Do this> Return, character for character, the lines from the one bearing "Read all visible content and emit it as JSON." through the end of the material. Omit everything before that line.

Dataset>
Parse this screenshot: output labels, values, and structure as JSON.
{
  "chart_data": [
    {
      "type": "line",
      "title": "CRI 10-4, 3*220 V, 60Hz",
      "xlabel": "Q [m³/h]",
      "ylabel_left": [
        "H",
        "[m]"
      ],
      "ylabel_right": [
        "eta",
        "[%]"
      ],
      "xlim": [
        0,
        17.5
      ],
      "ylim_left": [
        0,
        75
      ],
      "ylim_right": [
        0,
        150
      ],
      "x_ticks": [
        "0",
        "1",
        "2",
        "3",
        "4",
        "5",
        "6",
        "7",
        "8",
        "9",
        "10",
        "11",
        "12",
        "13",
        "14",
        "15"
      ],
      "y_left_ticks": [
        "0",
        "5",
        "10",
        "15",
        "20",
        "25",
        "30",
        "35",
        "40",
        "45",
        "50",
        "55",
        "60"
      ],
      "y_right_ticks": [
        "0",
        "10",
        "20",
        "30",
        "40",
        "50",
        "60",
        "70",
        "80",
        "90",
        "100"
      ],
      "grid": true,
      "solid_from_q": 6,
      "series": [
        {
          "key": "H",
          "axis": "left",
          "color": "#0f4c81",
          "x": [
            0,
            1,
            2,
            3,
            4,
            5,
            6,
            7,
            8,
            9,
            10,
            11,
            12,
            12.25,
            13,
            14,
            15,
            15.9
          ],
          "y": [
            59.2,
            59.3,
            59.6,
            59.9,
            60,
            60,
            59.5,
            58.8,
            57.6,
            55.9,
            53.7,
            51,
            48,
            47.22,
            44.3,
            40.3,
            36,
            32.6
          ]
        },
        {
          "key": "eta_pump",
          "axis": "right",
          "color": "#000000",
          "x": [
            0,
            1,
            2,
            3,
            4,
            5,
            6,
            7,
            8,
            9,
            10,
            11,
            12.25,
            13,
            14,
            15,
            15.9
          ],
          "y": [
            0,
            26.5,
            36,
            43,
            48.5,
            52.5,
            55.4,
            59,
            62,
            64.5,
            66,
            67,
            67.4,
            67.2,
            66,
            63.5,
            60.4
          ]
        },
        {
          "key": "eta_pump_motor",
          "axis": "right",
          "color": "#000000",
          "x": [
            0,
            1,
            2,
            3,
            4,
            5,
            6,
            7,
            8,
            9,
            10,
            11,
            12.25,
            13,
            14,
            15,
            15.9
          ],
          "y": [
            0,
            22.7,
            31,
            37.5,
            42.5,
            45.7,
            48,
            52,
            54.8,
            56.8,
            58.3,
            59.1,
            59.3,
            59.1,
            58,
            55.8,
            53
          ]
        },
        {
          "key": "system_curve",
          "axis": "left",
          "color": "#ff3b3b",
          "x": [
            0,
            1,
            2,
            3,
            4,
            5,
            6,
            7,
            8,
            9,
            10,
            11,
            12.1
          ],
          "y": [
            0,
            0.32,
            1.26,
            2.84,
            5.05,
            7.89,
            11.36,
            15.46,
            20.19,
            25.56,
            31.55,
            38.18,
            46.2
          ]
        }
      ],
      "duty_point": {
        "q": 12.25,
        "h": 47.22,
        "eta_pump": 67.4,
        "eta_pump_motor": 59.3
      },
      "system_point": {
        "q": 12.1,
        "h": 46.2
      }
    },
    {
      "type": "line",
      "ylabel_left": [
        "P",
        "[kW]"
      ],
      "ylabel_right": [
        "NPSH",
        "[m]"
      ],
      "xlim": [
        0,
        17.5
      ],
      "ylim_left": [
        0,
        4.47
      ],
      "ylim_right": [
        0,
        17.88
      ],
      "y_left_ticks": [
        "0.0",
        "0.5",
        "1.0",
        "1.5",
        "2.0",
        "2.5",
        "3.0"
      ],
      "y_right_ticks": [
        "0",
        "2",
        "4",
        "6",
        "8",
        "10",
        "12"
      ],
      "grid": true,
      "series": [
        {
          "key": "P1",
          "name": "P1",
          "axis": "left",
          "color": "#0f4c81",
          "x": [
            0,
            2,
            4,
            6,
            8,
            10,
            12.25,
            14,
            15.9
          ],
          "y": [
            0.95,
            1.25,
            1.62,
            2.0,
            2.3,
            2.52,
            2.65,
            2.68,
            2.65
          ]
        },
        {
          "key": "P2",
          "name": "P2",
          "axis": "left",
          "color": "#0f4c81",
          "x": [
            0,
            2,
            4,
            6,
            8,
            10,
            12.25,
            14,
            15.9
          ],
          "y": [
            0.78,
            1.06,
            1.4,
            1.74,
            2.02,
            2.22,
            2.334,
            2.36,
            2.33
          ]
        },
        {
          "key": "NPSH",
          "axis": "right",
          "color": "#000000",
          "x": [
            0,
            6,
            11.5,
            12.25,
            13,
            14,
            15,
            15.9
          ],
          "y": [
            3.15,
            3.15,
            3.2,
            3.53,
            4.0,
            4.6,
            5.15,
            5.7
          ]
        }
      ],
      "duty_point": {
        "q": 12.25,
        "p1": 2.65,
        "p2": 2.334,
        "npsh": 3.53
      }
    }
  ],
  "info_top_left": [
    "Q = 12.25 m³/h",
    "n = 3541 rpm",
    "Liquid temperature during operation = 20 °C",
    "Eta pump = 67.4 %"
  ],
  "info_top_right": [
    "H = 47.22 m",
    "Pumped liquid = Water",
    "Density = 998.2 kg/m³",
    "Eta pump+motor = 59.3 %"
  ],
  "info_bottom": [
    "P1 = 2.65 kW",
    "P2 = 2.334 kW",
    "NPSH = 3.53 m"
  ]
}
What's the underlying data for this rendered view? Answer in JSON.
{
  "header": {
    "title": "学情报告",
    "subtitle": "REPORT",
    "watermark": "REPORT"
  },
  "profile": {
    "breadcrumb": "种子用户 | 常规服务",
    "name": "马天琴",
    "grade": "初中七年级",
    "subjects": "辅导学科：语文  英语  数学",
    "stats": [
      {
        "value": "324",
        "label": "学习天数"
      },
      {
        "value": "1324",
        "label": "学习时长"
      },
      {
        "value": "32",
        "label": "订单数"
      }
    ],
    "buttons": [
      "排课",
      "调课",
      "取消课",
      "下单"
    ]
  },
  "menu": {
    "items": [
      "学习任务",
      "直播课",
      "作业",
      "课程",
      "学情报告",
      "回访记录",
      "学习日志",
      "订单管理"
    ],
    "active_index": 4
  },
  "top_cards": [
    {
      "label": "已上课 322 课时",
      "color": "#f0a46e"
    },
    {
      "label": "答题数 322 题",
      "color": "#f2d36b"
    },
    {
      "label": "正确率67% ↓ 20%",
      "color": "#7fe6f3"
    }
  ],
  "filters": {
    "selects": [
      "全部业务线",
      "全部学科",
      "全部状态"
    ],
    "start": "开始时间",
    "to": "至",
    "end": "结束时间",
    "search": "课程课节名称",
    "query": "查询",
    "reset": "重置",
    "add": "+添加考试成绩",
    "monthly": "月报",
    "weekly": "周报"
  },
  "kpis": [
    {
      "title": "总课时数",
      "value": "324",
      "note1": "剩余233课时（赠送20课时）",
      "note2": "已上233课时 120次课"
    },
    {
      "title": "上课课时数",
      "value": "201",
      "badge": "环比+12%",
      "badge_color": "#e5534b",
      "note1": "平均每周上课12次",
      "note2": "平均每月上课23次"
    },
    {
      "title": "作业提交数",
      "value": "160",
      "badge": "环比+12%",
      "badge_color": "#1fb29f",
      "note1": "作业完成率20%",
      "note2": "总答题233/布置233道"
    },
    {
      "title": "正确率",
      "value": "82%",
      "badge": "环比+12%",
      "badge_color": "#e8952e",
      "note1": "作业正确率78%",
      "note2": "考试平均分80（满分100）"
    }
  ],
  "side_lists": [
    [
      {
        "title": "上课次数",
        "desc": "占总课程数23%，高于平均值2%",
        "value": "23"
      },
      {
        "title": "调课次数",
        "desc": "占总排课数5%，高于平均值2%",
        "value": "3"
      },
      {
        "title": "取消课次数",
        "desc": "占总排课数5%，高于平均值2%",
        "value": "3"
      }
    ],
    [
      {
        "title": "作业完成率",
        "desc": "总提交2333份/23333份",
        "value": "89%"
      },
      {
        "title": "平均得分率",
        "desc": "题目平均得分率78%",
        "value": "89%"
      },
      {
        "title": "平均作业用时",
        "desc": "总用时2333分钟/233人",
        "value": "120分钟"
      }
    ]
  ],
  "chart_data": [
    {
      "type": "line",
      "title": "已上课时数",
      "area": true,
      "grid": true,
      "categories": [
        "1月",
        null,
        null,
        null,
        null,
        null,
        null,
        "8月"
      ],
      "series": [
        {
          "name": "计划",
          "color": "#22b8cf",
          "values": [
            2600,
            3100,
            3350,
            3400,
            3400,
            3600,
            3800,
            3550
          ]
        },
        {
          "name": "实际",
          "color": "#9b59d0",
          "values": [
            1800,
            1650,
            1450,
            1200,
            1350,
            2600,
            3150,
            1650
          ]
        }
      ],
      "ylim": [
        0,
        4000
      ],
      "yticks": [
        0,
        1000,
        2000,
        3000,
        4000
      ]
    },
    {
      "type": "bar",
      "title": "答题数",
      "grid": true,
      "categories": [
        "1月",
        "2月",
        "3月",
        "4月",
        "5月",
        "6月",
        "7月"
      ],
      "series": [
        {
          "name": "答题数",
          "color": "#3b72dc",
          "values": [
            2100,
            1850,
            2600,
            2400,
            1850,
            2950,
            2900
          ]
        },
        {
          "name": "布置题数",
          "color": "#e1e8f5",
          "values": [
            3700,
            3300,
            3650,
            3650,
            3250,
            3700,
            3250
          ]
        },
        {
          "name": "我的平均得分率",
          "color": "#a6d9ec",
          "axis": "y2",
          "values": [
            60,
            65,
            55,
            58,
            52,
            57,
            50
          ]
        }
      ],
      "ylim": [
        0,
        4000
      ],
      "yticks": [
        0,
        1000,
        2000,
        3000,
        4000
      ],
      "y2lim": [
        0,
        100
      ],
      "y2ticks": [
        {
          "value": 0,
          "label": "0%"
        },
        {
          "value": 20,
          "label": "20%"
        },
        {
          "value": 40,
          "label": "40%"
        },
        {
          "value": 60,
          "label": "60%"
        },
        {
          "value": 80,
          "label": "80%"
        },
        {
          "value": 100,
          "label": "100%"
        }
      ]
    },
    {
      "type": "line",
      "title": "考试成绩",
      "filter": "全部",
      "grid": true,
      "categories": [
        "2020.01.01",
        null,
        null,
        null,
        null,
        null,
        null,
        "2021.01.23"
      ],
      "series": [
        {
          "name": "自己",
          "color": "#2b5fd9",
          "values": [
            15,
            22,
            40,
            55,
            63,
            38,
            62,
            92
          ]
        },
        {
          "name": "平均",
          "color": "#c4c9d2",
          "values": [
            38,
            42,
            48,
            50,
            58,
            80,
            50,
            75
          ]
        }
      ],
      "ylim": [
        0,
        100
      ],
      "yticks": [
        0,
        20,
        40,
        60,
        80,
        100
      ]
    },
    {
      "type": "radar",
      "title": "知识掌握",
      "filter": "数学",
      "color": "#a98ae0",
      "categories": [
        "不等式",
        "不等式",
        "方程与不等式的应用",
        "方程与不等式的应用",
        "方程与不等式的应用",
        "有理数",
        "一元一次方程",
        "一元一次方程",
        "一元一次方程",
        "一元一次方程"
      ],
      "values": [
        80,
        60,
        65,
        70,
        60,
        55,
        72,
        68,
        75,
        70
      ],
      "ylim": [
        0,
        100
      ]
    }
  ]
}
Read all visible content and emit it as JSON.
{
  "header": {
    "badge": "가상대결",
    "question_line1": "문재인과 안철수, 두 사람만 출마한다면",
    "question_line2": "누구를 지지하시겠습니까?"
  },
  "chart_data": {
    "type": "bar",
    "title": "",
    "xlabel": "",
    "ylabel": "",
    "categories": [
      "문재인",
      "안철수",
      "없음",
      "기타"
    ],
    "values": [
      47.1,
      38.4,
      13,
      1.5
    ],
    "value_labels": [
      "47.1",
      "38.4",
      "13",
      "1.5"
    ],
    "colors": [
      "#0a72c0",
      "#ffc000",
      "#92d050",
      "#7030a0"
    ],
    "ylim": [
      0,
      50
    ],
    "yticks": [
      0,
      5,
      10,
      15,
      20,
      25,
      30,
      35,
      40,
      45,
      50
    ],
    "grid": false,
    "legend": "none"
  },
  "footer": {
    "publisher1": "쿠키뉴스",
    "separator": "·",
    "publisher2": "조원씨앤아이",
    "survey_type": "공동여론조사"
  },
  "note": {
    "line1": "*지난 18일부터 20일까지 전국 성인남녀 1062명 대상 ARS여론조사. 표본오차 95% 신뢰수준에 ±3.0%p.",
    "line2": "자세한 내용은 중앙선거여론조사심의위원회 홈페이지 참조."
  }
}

Output for this exercise>
Read all visible content and emit it as JSON.
{
  "header": {
    "badge": "가상대결",
    "question_line1": "문재인과 안철수, 두 사람만 출마한다면",
    "question_line2": "누구를 지지하시겠습니까?"
  },
  "chart_data": {
    "type": "bar",
    "title": "",
    "xlabel": "",
    "ylabel": "",
    "categories": [
      "문재인",
      "안철수",
      "없음",
      "기타"
    ],
    "values": [
      47.1,
      38.4,
      13,
      1.5
    ],
    "value_labels": [
      "47.1",
      "38.4",
      "13",
      "1.5"
    ],
    "colors": [
      "#0a72c0",
      "#ffc000",
      "#92d050",
      "#7030a0"
    ],
    "ylim": [
      0,
      50
    ],
    "yticks": [
      0,
      5,
      10,
      15,
      20,
      25,
      30,
      35,
      40,
      45,
      50
    ],
    "grid": false,
    "legend": "none"
  },
  "footer": {
    "publisher1": "쿠키뉴스",
    "separator": "·",
    "publisher2": "조원씨앤아이",
    "survey_type": "공동여론조사"
  },
  "note": {
    "line1": "*지난 18일부터 20일까지 전국 성인남녀 1062명 대상 ARS여론조사. 표본오차 95% 신뢰수준에 ±3.0%p.",
    "line2": "자세한 내용은 중앙선거여론조사심의위원회 홈페이지 참조."
  }
}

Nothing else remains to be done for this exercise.